═══ DATASET ENTRIES ═══

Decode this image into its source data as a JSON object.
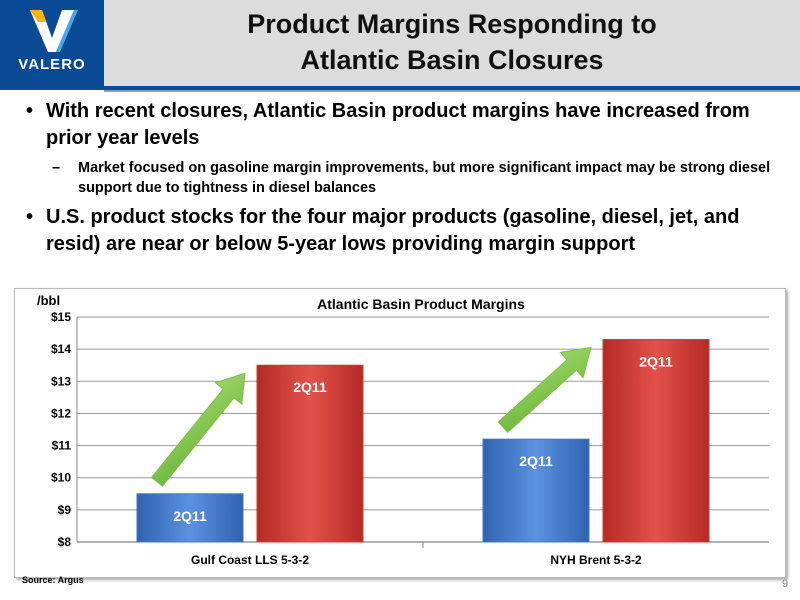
{
  "logo": {
    "text": "VALERO",
    "icon": "valero-v-logo-icon",
    "color": "#0b4a94"
  },
  "title": {
    "line1": "Product Margins Responding to",
    "line2": "Atlantic Basin Closures"
  },
  "bullets": [
    {
      "level": 1,
      "text": "With recent closures, Atlantic Basin product margins have increased from prior year levels"
    },
    {
      "level": 2,
      "text": "Market focused on gasoline margin improvements, but more significant impact may be strong diesel support due to tightness in diesel balances"
    },
    {
      "level": 1,
      "text": "U.S. product stocks for the four major products (gasoline, diesel, jet, and resid) are near or below 5-year lows providing margin support"
    }
  ],
  "chart_data": {
    "type": "bar",
    "title": "Atlantic Basin Product Margins",
    "ylabel": "/bbl",
    "ylim": [
      8,
      15
    ],
    "yticks": [
      "$8",
      "$9",
      "$10",
      "$11",
      "$12",
      "$13",
      "$14",
      "$15"
    ],
    "grid": true,
    "categories": [
      "Gulf Coast LLS 5-3-2",
      "NYH Brent 5-3-2"
    ],
    "series": [
      {
        "color": "#3f78c8",
        "values": [
          9.5,
          11.2
        ],
        "labels": [
          "2Q11",
          "2Q11"
        ]
      },
      {
        "color": "#d23a33",
        "values": [
          13.5,
          14.3
        ],
        "labels": [
          "2Q11",
          "2Q11"
        ]
      }
    ],
    "annotations": {
      "arrow_color": "#7cc242",
      "arrow_icon": "green-up-arrow-icon"
    }
  },
  "source": "Source:  Argus",
  "page_number": "9"
}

═══

| TASK GOAL |
Can you retype every record above exactly, leaving out the pictures?

| FINAL ANSWER |
Decode this image into its source data as a JSON object.
{
  "logo": {
    "text": "VALERO",
    "icon": "valero-v-logo-icon",
    "color": "#0b4a94"
  },
  "title": {
    "line1": "Product Margins Responding to",
    "line2": "Atlantic Basin Closures"
  },
  "bullets": [
    {
      "level": 1,
      "text": "With recent closures, Atlantic Basin product margins have increased from prior year levels"
    },
    {
      "level": 2,
      "text": "Market focused on gasoline margin improvements, but more significant impact may be strong diesel support due to tightness in diesel balances"
    },
    {
      "level": 1,
      "text": "U.S. product stocks for the four major products (gasoline, diesel, jet, and resid) are near or below 5-year lows providing margin support"
    }
  ],
  "chart_data": {
    "type": "bar",
    "title": "Atlantic Basin Product Margins",
    "ylabel": "/bbl",
    "ylim": [
      8,
      15
    ],
    "yticks": [
      "$8",
      "$9",
      "$10",
      "$11",
      "$12",
      "$13",
      "$14",
      "$15"
    ],
    "grid": true,
    "categories": [
      "Gulf Coast LLS 5-3-2",
      "NYH Brent 5-3-2"
    ],
    "series": [
      {
        "color": "#3f78c8",
        "values": [
          9.5,
          11.2
        ],
        "labels": [
          "2Q11",
          "2Q11"
        ]
      },
      {
        "color": "#d23a33",
        "values": [
          13.5,
          14.3
        ],
        "labels": [
          "2Q11",
          "2Q11"
        ]
      }
    ],
    "annotations": {
      "arrow_color": "#7cc242",
      "arrow_icon": "green-up-arrow-icon"
    }
  },
  "source": "Source:  Argus",
  "page_number": "9"
}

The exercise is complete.